**WHAT THIS TASK INVOLVES**
Return each line containing "Waves".

☆ ☆ ☆ ☆ ☆ ☆ ☆

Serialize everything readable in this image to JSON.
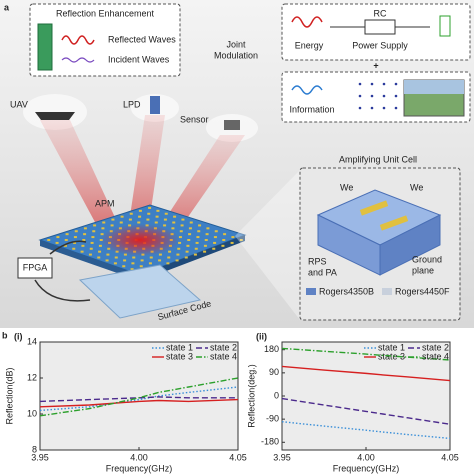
{
  "figure": {
    "panel_a": "a",
    "panel_b": "b",
    "reflection_title": "Reflection Enhancement",
    "reflected": "Reflected Waves",
    "incident": "Incident Waves",
    "joint_modulation": [
      "Joint",
      "Modulation"
    ],
    "rc": "RC",
    "energy": "Energy",
    "power_supply": "Power Supply",
    "plus": "+",
    "information": "Information",
    "uav": "UAV",
    "lpd": "LPD",
    "sensor": "Sensor",
    "apm": "APM",
    "fpga": "FPGA",
    "surface_code": "Surface Code",
    "unit_cell_title": "Amplifying Unit Cell",
    "we_1": "We",
    "we_2": "We",
    "rps": [
      "RPS",
      "and PA"
    ],
    "ground": [
      "Ground",
      "plane"
    ],
    "material_1": "Rogers4350B",
    "material_2": "Rogers4450F"
  },
  "chart_data": [
    {
      "type": "line",
      "title": "(i)",
      "x_label": "Frequency(GHz)",
      "y_label": "Reflection(dB)",
      "x": [
        3.95,
        3.975,
        4.0,
        4.01,
        4.025,
        4.05
      ],
      "xlim": [
        3.95,
        4.05
      ],
      "xticks": [
        3.95,
        {
          "value": 4,
          "label": "4.00"
        },
        4.05
      ],
      "ylim": [
        8,
        14
      ],
      "yticks": [
        8,
        10,
        12,
        14
      ],
      "series": [
        {
          "name": "state 1",
          "color": "#3a8fd8",
          "dash": "dotted",
          "values": [
            10.2,
            10.4,
            10.8,
            11.0,
            11.2,
            11.5
          ]
        },
        {
          "name": "state 2",
          "color": "#4b2a8c",
          "dash": "dashed",
          "values": [
            10.7,
            10.8,
            10.9,
            10.95,
            10.9,
            10.9
          ]
        },
        {
          "name": "state 3",
          "color": "#d62020",
          "dash": "solid",
          "values": [
            10.4,
            10.5,
            10.7,
            10.75,
            10.7,
            10.8
          ]
        },
        {
          "name": "state 4",
          "color": "#2ca02c",
          "dash": "dashdot",
          "values": [
            9.9,
            10.3,
            10.9,
            11.2,
            11.5,
            12.0
          ]
        }
      ]
    },
    {
      "type": "line",
      "title": "(ii)",
      "x_label": "Frequency(GHz)",
      "y_label": "Reflection(deg.)",
      "x": [
        3.95,
        3.975,
        4.0,
        4.01,
        4.025,
        4.05
      ],
      "xlim": [
        3.95,
        4.05
      ],
      "xticks": [
        3.95,
        {
          "value": 4,
          "label": "4.00"
        },
        4.05
      ],
      "ylim": [
        -210,
        210
      ],
      "yticks": [
        -180,
        -90,
        0,
        90,
        180
      ],
      "series": [
        {
          "name": "state 1",
          "color": "#3a8fd8",
          "dash": "dotted",
          "values": [
            -100,
            -117,
            -133,
            -140,
            -150,
            -165
          ]
        },
        {
          "name": "state 2",
          "color": "#4b2a8c",
          "dash": "dashed",
          "values": [
            -10,
            -35,
            -60,
            -70,
            -85,
            -110
          ]
        },
        {
          "name": "state 3",
          "color": "#d62020",
          "dash": "solid",
          "values": [
            115,
            101,
            88,
            82,
            74,
            60
          ]
        },
        {
          "name": "state 4",
          "color": "#2ca02c",
          "dash": "dashdot",
          "values": [
            185,
            174,
            163,
            158,
            151,
            140
          ]
        }
      ]
    }
  ]
}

☆ ☆ ☆ ☆ ☆ ☆ ☆

**WRITTEN RESPONSE**
    "reflected": "Reflected Waves",
    "incident": "Incident Waves",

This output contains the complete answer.